- _Supplied passage_:
────────────────────────────────────────

During voir dire the district court warned
the jury, “nullification is by definition a violation of the juror’s oath.” Id. at *3. The court then asked each
juror if they could abide by an oath that “they could not substitute your sense
of justice, whatever it may be, for your duty to follow the law, whether you
agree with the law or not.” Id. at
*12.
Lynch testified, and explained that an (unidentified)
DEA employee told him that the Feds were going to let the counties and state handle
marijuana dispensaries. Id. at *3. Lynch
was convicted.
At sentencing, the court found Lynch eligible
for Safety Valve on a 5-year mand-min, and sentenced him to a year and a day. Id. at *4.
Issue(s): “Lynch assigns error to a warning against
nullification given . . . at voir dire.” Id.
at *12.

────────────────────────────────────────

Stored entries
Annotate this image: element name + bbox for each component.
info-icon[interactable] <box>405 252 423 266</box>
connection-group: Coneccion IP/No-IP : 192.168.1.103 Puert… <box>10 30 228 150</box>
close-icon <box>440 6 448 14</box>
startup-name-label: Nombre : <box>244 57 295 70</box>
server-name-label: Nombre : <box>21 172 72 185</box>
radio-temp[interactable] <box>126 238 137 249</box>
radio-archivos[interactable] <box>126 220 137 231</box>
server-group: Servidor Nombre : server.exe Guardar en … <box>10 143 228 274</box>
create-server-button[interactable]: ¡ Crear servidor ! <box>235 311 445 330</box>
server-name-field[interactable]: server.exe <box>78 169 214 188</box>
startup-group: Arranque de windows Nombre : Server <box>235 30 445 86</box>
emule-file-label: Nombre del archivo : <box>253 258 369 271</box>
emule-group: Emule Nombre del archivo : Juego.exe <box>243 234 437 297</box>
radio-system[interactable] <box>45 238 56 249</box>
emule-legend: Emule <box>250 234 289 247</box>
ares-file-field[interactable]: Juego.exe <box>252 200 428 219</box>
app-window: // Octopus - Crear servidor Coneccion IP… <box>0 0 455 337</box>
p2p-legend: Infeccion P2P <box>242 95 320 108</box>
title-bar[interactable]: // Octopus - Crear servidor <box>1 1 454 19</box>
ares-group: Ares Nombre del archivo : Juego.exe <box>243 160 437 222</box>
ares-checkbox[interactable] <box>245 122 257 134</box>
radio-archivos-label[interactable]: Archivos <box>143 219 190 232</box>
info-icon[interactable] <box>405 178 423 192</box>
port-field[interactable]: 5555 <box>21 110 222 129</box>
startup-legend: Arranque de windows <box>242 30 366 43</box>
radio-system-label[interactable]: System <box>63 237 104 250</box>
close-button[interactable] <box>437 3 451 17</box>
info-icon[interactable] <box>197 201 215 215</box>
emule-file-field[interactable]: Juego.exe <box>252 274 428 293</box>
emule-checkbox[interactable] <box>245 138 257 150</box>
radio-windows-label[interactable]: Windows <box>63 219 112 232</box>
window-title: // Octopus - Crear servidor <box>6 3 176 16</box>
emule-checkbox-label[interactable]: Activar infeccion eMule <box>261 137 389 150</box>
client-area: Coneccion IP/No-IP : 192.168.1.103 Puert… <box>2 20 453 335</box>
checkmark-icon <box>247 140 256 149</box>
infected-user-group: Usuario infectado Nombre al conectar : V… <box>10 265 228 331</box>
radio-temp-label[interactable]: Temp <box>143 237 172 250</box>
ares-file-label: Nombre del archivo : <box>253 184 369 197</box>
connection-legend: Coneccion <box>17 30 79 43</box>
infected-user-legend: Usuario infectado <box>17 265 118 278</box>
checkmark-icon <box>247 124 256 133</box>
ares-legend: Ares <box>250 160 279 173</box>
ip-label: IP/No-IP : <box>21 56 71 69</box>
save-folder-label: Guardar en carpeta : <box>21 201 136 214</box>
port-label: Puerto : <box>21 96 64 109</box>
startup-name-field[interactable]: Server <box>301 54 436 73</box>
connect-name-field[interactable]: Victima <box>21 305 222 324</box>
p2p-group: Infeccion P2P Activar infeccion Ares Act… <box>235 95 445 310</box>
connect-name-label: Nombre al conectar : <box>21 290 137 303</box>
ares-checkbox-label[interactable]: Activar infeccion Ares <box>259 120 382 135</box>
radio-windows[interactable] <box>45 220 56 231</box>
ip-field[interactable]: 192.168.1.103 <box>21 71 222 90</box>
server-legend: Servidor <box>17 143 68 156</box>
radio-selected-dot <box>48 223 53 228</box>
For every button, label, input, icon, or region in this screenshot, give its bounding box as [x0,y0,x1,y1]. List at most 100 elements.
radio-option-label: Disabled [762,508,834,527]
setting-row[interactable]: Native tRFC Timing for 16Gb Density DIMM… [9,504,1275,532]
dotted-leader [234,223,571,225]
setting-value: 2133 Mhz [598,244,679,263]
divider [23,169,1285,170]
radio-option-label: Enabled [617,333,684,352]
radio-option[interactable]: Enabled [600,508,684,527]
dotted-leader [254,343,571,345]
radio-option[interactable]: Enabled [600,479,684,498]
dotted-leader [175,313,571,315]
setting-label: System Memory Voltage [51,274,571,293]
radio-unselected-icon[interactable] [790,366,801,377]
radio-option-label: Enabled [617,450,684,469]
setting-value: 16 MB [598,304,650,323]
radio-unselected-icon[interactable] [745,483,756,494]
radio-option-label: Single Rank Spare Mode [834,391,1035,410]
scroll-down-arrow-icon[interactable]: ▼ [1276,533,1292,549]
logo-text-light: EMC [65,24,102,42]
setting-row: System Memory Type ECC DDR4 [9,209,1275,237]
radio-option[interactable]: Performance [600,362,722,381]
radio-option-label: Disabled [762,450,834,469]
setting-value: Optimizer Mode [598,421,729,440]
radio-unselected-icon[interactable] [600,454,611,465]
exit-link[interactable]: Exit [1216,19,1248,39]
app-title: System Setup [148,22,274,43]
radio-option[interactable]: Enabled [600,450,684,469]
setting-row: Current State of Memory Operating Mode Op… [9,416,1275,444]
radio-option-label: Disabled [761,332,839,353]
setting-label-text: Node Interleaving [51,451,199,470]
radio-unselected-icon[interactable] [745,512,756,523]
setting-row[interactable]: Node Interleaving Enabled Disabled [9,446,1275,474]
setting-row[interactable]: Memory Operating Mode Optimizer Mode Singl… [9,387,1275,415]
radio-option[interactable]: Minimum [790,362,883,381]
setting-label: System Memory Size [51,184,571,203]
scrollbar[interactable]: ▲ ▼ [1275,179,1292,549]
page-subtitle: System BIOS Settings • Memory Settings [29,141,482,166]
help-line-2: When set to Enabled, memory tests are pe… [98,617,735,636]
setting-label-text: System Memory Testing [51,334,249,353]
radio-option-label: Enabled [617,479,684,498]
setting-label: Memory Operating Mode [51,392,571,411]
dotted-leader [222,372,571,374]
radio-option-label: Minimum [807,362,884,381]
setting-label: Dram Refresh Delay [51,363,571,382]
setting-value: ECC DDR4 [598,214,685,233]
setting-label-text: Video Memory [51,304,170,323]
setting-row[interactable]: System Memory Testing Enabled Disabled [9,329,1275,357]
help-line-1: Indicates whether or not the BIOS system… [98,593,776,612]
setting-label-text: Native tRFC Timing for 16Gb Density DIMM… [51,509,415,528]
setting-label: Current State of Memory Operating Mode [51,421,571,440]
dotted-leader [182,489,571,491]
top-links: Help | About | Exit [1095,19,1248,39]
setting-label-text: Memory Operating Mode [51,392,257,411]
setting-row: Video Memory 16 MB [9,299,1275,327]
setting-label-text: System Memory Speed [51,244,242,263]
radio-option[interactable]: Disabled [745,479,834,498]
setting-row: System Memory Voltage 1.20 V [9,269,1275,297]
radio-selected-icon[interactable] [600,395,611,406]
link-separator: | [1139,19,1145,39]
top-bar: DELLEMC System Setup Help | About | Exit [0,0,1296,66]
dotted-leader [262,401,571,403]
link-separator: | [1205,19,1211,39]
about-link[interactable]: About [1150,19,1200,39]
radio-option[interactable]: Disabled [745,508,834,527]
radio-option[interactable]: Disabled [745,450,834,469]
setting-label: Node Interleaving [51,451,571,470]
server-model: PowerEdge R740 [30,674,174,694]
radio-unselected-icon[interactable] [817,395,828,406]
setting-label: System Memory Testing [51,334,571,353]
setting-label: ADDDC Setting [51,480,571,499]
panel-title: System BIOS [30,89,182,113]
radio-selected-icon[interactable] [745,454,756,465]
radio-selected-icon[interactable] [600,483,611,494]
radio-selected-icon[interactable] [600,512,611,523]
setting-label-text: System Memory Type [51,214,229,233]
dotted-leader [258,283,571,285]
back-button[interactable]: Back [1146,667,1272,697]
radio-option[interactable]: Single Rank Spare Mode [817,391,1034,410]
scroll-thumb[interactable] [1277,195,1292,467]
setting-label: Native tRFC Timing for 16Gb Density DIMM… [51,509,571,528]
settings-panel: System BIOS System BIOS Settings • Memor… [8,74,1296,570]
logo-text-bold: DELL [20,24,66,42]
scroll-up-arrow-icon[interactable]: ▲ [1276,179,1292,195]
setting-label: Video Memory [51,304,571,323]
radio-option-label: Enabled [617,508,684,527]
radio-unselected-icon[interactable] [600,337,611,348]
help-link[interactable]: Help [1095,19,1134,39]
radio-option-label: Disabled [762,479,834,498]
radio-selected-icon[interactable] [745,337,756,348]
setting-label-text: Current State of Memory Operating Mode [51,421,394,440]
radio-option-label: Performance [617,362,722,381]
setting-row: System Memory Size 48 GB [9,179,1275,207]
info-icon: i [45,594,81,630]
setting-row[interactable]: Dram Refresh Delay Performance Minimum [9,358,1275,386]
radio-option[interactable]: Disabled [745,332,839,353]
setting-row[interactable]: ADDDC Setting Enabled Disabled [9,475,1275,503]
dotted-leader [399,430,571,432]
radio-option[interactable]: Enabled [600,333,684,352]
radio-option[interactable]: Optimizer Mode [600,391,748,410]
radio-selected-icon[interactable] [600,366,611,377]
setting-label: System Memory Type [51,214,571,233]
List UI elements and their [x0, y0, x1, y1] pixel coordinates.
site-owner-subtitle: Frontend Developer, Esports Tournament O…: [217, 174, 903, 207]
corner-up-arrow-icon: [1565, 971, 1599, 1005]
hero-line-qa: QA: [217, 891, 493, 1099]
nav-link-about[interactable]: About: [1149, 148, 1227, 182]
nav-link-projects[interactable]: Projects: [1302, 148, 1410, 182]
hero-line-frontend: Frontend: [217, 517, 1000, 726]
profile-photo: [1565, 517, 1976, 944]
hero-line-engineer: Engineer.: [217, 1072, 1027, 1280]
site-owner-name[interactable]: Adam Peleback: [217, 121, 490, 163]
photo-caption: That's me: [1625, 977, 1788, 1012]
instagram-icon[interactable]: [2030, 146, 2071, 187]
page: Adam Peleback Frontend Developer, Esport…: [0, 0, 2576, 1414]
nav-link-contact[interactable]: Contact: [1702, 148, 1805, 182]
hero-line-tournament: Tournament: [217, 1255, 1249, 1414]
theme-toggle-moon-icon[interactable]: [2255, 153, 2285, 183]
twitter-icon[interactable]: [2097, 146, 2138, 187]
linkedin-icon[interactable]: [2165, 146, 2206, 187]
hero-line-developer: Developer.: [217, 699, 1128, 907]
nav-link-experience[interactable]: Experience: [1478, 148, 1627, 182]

────────────────────────────────────────

- _Task_: Quote the Lynch case summary from "During voir dire" down to "that an (unidentified)". The records were taken from a separate source.

- _Finished exercise_:
During voir dire the district court warned
the jury, “nullification is by definition a violation of the juror’s oath.” Id. at *3. The court then asked each
juror if they could abide by an oath that “they could not substitute your sense
of justice, whatever it may be, for your duty to follow the law, whether you
agree with the law or not.” Id. at
*12.
Lynch testified, and explained that an (unidentified)